Start

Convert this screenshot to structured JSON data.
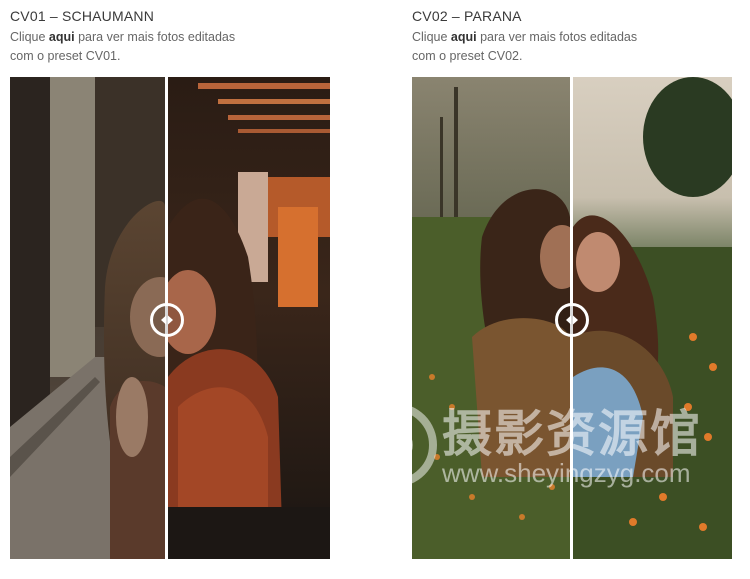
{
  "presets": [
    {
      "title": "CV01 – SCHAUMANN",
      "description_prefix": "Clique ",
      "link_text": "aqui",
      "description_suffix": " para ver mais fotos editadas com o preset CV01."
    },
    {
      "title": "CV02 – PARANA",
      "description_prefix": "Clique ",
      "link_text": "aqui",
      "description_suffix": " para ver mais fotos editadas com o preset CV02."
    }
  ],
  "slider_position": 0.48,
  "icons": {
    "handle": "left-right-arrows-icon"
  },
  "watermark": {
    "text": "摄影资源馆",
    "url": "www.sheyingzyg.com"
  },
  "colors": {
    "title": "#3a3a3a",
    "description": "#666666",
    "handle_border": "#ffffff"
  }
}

End
Start

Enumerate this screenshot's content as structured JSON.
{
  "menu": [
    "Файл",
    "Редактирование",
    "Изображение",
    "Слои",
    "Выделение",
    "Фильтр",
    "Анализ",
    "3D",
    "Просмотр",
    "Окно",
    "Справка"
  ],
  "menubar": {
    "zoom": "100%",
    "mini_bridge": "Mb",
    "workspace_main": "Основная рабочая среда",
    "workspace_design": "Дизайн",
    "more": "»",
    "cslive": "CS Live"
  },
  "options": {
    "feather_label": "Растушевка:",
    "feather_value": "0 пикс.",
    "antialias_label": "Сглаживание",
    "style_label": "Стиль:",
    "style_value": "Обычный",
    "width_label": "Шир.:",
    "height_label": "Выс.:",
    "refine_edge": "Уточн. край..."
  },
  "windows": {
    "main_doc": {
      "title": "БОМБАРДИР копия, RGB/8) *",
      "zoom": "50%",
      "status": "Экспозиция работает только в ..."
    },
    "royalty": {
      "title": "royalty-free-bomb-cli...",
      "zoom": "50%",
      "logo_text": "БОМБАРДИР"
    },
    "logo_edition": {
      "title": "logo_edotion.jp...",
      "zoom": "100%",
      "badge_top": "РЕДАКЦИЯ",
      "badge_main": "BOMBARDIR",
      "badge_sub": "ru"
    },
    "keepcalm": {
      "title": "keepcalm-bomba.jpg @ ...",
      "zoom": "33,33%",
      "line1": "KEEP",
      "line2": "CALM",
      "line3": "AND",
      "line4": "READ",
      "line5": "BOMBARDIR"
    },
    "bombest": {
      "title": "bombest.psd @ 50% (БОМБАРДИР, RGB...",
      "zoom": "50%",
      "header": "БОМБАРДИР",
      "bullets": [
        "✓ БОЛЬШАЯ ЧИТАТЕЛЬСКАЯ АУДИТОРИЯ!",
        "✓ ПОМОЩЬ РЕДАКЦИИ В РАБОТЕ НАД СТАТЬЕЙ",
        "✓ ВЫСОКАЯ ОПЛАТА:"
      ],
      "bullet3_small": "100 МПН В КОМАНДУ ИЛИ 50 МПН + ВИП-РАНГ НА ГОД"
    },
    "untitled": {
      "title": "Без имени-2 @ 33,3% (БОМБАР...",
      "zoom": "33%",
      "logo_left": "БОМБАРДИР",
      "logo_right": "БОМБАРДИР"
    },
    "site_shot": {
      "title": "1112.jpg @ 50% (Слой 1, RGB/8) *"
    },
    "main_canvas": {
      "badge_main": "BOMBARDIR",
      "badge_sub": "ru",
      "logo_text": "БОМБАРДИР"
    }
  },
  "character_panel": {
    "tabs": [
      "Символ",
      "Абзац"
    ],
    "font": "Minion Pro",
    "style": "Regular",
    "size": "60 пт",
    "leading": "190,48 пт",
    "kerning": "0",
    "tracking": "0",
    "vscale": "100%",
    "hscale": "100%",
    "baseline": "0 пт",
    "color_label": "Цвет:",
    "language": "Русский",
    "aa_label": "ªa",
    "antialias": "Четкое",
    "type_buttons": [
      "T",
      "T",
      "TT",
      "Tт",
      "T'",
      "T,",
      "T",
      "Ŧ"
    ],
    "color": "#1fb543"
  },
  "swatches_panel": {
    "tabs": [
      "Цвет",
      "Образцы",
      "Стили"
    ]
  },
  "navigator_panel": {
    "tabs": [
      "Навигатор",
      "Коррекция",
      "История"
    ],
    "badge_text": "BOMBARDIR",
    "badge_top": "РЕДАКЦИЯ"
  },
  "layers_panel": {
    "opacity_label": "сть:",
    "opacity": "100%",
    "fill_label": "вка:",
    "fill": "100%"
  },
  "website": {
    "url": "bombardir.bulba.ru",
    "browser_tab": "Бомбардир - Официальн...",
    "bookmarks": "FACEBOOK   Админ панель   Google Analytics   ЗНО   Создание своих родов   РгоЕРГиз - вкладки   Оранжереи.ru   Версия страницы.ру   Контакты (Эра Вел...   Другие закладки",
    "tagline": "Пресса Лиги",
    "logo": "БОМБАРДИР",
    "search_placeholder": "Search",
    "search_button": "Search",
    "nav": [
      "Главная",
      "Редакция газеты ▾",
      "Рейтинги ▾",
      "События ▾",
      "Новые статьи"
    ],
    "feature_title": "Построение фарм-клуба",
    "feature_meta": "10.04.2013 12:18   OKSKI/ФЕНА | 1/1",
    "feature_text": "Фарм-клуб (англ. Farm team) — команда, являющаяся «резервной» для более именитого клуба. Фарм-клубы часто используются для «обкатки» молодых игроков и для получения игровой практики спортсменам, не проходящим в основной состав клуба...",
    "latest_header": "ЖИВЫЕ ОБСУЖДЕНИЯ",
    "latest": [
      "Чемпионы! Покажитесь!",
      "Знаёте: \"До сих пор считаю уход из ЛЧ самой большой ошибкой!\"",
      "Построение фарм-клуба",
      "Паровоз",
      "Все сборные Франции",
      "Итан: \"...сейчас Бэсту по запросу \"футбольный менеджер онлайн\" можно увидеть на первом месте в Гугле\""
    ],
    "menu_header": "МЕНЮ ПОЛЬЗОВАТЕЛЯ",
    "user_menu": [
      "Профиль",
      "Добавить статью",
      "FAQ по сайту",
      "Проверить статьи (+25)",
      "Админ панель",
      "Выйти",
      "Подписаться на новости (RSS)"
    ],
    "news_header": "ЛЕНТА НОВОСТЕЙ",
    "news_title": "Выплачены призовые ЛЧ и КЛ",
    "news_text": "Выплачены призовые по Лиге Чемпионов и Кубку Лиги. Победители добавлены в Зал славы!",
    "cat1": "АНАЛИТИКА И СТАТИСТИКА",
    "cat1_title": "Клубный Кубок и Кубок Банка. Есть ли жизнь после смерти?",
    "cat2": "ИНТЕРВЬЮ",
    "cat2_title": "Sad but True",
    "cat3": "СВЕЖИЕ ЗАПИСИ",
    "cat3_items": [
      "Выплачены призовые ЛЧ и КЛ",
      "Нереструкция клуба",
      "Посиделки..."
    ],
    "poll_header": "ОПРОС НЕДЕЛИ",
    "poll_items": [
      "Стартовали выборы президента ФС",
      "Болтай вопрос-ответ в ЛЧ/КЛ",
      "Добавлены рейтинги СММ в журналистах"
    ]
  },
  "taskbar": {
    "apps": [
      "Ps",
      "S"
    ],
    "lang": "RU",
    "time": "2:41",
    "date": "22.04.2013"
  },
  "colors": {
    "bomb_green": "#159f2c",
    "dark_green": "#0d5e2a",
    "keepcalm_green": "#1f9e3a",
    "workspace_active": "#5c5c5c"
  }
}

End
Start

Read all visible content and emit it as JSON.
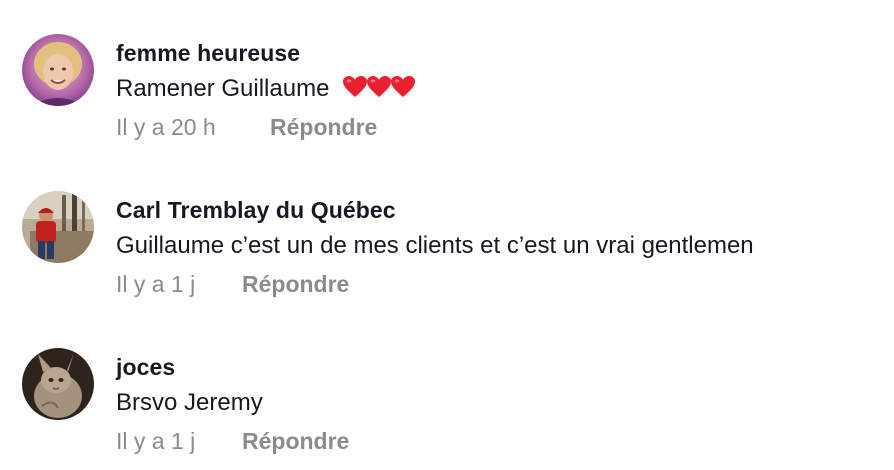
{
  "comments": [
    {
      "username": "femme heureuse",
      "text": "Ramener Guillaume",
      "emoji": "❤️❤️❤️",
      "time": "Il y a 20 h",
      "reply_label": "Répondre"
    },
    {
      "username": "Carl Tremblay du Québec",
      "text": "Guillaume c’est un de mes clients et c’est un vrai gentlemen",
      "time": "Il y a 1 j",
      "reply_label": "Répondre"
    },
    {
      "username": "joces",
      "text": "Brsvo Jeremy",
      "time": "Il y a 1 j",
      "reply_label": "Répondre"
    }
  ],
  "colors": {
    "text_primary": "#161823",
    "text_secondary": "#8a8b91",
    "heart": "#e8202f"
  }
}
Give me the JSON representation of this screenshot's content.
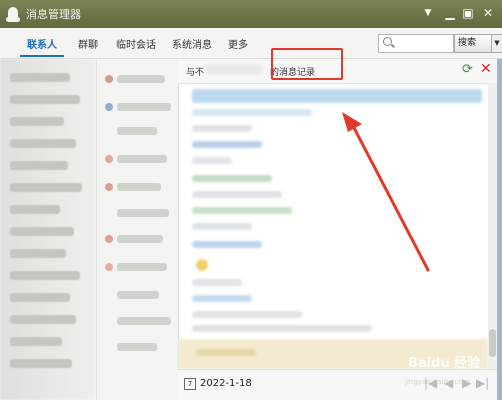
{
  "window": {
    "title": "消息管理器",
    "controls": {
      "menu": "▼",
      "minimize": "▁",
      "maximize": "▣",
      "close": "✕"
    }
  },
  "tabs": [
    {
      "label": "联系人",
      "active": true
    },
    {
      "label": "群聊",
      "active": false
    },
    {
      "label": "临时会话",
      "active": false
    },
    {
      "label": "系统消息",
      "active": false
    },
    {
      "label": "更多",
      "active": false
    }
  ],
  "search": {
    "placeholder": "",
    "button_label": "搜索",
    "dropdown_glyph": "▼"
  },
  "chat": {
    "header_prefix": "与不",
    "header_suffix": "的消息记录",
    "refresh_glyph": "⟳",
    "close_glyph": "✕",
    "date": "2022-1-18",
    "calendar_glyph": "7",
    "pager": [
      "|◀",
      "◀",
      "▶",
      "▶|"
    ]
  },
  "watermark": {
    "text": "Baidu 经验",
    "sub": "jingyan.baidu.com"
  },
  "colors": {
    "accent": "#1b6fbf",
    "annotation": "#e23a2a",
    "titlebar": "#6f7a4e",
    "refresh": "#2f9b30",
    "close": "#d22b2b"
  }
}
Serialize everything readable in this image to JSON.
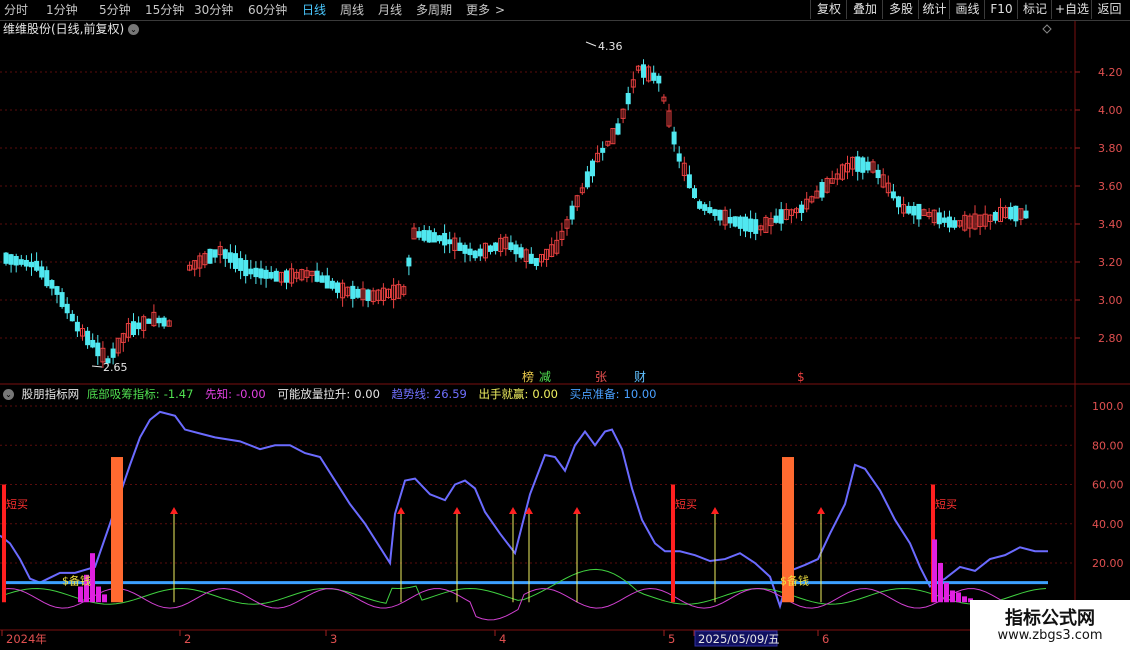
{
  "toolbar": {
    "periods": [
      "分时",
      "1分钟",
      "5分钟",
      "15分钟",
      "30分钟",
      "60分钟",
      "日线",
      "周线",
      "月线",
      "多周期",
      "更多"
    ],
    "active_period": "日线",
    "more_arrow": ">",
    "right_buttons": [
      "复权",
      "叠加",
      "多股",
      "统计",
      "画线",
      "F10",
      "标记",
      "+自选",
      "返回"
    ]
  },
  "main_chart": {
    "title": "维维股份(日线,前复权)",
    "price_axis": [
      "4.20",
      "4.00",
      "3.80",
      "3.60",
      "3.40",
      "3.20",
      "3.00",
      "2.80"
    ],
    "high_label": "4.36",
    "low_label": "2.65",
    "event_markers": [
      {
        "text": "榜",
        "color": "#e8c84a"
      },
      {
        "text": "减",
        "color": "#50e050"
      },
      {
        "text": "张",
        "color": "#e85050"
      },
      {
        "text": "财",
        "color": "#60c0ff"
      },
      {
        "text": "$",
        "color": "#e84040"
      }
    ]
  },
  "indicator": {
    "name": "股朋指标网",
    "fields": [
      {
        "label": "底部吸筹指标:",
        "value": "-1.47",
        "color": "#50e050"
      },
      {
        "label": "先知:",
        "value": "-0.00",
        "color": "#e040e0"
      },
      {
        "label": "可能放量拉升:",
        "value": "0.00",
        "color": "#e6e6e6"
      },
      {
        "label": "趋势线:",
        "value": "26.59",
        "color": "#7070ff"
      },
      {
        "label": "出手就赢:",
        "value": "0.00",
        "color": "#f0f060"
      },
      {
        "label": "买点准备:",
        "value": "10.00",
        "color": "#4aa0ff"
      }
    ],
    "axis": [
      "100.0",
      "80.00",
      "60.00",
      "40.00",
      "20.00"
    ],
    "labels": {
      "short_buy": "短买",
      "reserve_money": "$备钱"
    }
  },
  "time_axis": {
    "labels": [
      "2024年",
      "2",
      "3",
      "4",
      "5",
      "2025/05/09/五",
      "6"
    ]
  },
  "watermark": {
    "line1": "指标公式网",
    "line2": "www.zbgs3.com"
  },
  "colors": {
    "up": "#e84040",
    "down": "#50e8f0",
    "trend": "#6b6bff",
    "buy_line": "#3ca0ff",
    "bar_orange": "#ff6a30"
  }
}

End

§ Exercise details
Pull every line containing the word "this" out of the material and copy it.

§ Reply
Convert this screenshot to structured JSON data.
Enumerate this screenshot's content as structured JSON.
Give me the JSON representation of this screenshot's content.
Serialize everything readable in this image to JSON.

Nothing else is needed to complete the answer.